# PROBLEM DESCRIPTION
Will you output all of the data below exactly, omitting the images?

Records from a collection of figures

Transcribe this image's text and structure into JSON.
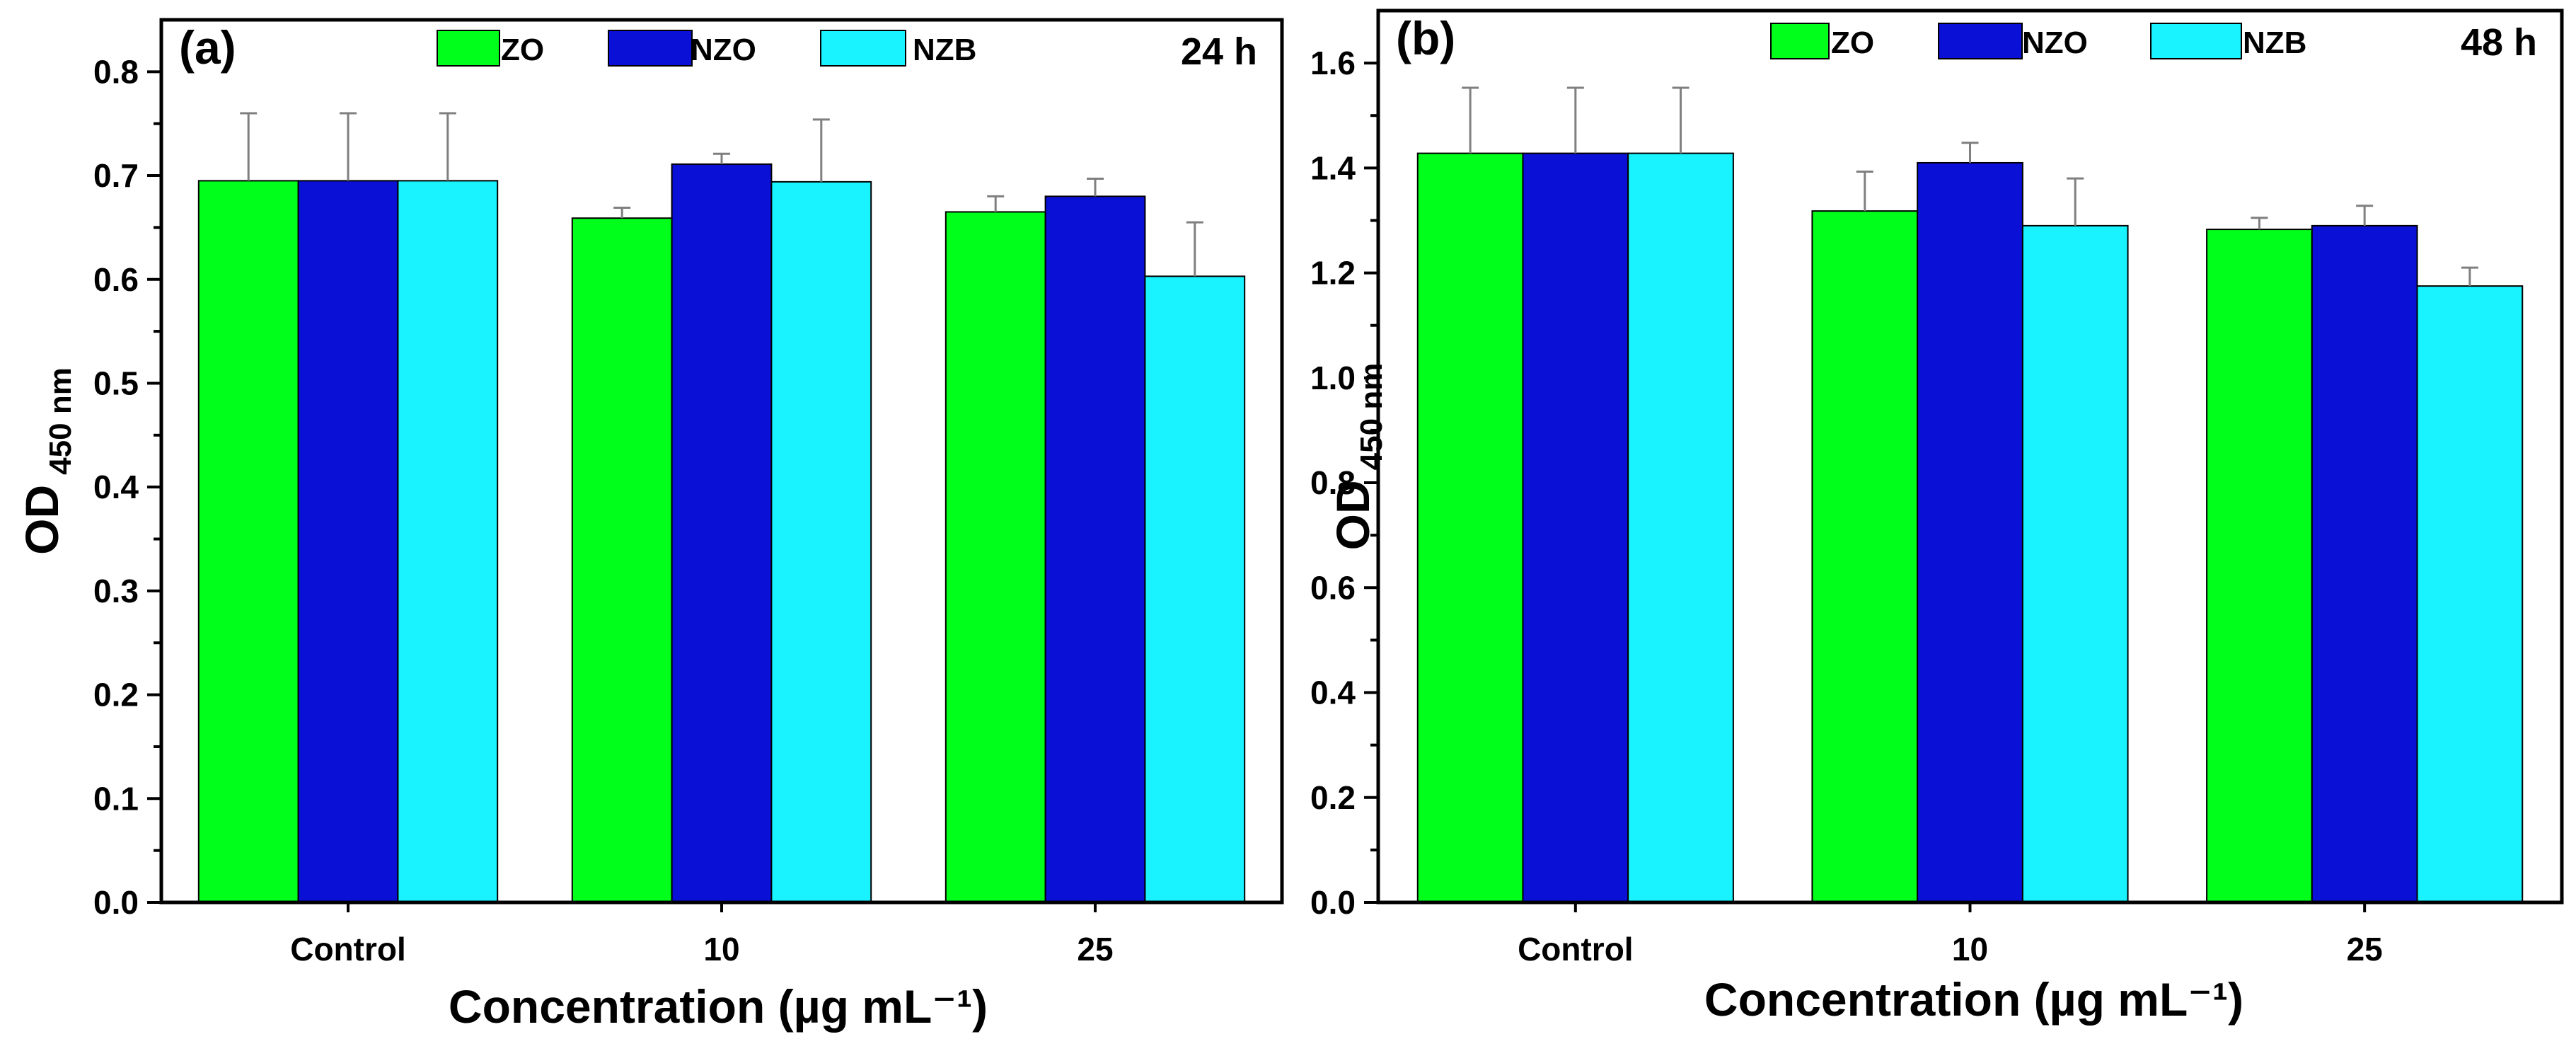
{
  "chart_data": [
    {
      "type": "bar",
      "panel_label": "(a)",
      "time_label": "24 h",
      "categories": [
        "Control",
        "10",
        "25"
      ],
      "series": [
        {
          "name": "ZO",
          "values": [
            0.695,
            0.659,
            0.665
          ],
          "errors": [
            0.065,
            0.01,
            0.015
          ]
        },
        {
          "name": "NZO",
          "values": [
            0.695,
            0.711,
            0.68
          ],
          "errors": [
            0.065,
            0.01,
            0.017
          ]
        },
        {
          "name": "NZB",
          "values": [
            0.695,
            0.694,
            0.603
          ],
          "errors": [
            0.065,
            0.06,
            0.052
          ]
        }
      ],
      "xlabel": "Concentration (µg mL⁻¹)",
      "ylabel_main": "OD",
      "ylabel_sub": "450 nm",
      "ylim": [
        0,
        0.85
      ],
      "yticks": [
        "0.0",
        "0.1",
        "0.2",
        "0.3",
        "0.4",
        "0.5",
        "0.6",
        "0.7",
        "0.8"
      ],
      "legend_position": "top-center"
    },
    {
      "type": "bar",
      "panel_label": "(b)",
      "time_label": "48 h",
      "categories": [
        "Control",
        "10",
        "25"
      ],
      "series": [
        {
          "name": "ZO",
          "values": [
            1.428,
            1.318,
            1.283
          ],
          "errors": [
            0.125,
            0.075,
            0.022
          ]
        },
        {
          "name": "NZO",
          "values": [
            1.428,
            1.41,
            1.29
          ],
          "errors": [
            0.125,
            0.038,
            0.038
          ]
        },
        {
          "name": "NZB",
          "values": [
            1.428,
            1.29,
            1.175
          ],
          "errors": [
            0.125,
            0.09,
            0.035
          ]
        }
      ],
      "xlabel": "Concentration (µg mL⁻¹)",
      "ylabel_main": "OD",
      "ylabel_sub": "450 nm",
      "ylim": [
        0,
        1.7
      ],
      "yticks": [
        "0.0",
        "0.2",
        "0.4",
        "0.6",
        "0.8",
        "1.0",
        "1.2",
        "1.4",
        "1.6"
      ],
      "legend_position": "top-center"
    }
  ],
  "colors": {
    "ZO": "#00ff1a",
    "NZO": "#0a10d6",
    "NZB": "#19f2ff",
    "axis": "#000000",
    "error_bar": "#7f7f7f"
  }
}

# SOLUTION TO THIS TASK
Transcribe this image's text and structure into JSON.
{
  "chart_data": [
    {
      "type": "bar",
      "panel_label": "(a)",
      "time_label": "24 h",
      "categories": [
        "Control",
        "10",
        "25"
      ],
      "series": [
        {
          "name": "ZO",
          "values": [
            0.695,
            0.659,
            0.665
          ],
          "errors": [
            0.065,
            0.01,
            0.015
          ]
        },
        {
          "name": "NZO",
          "values": [
            0.695,
            0.711,
            0.68
          ],
          "errors": [
            0.065,
            0.01,
            0.017
          ]
        },
        {
          "name": "NZB",
          "values": [
            0.695,
            0.694,
            0.603
          ],
          "errors": [
            0.065,
            0.06,
            0.052
          ]
        }
      ],
      "xlabel": "Concentration (µg mL⁻¹)",
      "ylabel_main": "OD",
      "ylabel_sub": "450 nm",
      "ylim": [
        0,
        0.85
      ],
      "yticks": [
        "0.0",
        "0.1",
        "0.2",
        "0.3",
        "0.4",
        "0.5",
        "0.6",
        "0.7",
        "0.8"
      ],
      "legend_position": "top-center"
    },
    {
      "type": "bar",
      "panel_label": "(b)",
      "time_label": "48 h",
      "categories": [
        "Control",
        "10",
        "25"
      ],
      "series": [
        {
          "name": "ZO",
          "values": [
            1.428,
            1.318,
            1.283
          ],
          "errors": [
            0.125,
            0.075,
            0.022
          ]
        },
        {
          "name": "NZO",
          "values": [
            1.428,
            1.41,
            1.29
          ],
          "errors": [
            0.125,
            0.038,
            0.038
          ]
        },
        {
          "name": "NZB",
          "values": [
            1.428,
            1.29,
            1.175
          ],
          "errors": [
            0.125,
            0.09,
            0.035
          ]
        }
      ],
      "xlabel": "Concentration (µg mL⁻¹)",
      "ylabel_main": "OD",
      "ylabel_sub": "450 nm",
      "ylim": [
        0,
        1.7
      ],
      "yticks": [
        "0.0",
        "0.2",
        "0.4",
        "0.6",
        "0.8",
        "1.0",
        "1.2",
        "1.4",
        "1.6"
      ],
      "legend_position": "top-center"
    }
  ],
  "colors": {
    "ZO": "#00ff1a",
    "NZO": "#0a10d6",
    "NZB": "#19f2ff",
    "axis": "#000000",
    "error_bar": "#7f7f7f"
  }
}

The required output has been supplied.